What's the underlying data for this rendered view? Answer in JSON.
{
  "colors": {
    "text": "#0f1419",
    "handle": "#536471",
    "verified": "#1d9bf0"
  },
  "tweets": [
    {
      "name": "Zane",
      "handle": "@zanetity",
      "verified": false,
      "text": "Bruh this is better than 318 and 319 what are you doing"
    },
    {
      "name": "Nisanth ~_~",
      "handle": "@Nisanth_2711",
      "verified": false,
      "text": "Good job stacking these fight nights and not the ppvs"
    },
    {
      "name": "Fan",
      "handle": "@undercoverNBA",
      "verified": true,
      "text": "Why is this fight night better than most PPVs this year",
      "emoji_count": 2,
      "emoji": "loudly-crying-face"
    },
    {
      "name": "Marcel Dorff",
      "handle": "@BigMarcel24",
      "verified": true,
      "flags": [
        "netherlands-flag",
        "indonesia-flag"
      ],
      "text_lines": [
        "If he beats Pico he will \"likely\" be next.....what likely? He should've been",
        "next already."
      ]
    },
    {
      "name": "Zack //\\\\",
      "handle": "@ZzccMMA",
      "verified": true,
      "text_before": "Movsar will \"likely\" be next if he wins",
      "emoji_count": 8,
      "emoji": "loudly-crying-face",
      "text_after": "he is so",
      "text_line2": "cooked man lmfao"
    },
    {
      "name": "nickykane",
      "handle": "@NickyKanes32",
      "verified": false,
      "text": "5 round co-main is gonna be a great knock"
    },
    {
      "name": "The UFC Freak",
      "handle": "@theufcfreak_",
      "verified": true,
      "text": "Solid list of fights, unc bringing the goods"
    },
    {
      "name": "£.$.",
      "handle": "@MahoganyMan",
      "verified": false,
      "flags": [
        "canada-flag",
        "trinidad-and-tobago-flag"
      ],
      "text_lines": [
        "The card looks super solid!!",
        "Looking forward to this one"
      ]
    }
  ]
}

• [PROBLEM DETAILS]: Transcribe all entries exactly as they are given.

• [COMPLETE OUTPUT]:
What's the underlying data for this rendered view? Answer in JSON.
{
  "colors": {
    "text": "#0f1419",
    "handle": "#536471",
    "verified": "#1d9bf0"
  },
  "tweets": [
    {
      "name": "Zane",
      "handle": "@zanetity",
      "verified": false,
      "text": "Bruh this is better than 318 and 319 what are you doing"
    },
    {
      "name": "Nisanth ~_~",
      "handle": "@Nisanth_2711",
      "verified": false,
      "text": "Good job stacking these fight nights and not the ppvs"
    },
    {
      "name": "Fan",
      "handle": "@undercoverNBA",
      "verified": true,
      "text": "Why is this fight night better than most PPVs this year",
      "emoji_count": 2,
      "emoji": "loudly-crying-face"
    },
    {
      "name": "Marcel Dorff",
      "handle": "@BigMarcel24",
      "verified": true,
      "flags": [
        "netherlands-flag",
        "indonesia-flag"
      ],
      "text_lines": [
        "If he beats Pico he will \"likely\" be next.....what likely? He should've been",
        "next already."
      ]
    },
    {
      "name": "Zack //\\\\",
      "handle": "@ZzccMMA",
      "verified": true,
      "text_before": "Movsar will \"likely\" be next if he wins",
      "emoji_count": 8,
      "emoji": "loudly-crying-face",
      "text_after": "he is so",
      "text_line2": "cooked man lmfao"
    },
    {
      "name": "nickykane",
      "handle": "@NickyKanes32",
      "verified": false,
      "text": "5 round co-main is gonna be a great knock"
    },
    {
      "name": "The UFC Freak",
      "handle": "@theufcfreak_",
      "verified": true,
      "text": "Solid list of fights, unc bringing the goods"
    },
    {
      "name": "£.$.",
      "handle": "@MahoganyMan",
      "verified": false,
      "flags": [
        "canada-flag",
        "trinidad-and-tobago-flag"
      ],
      "text_lines": [
        "The card looks super solid!!",
        "Looking forward to this one"
      ]
    }
  ]
}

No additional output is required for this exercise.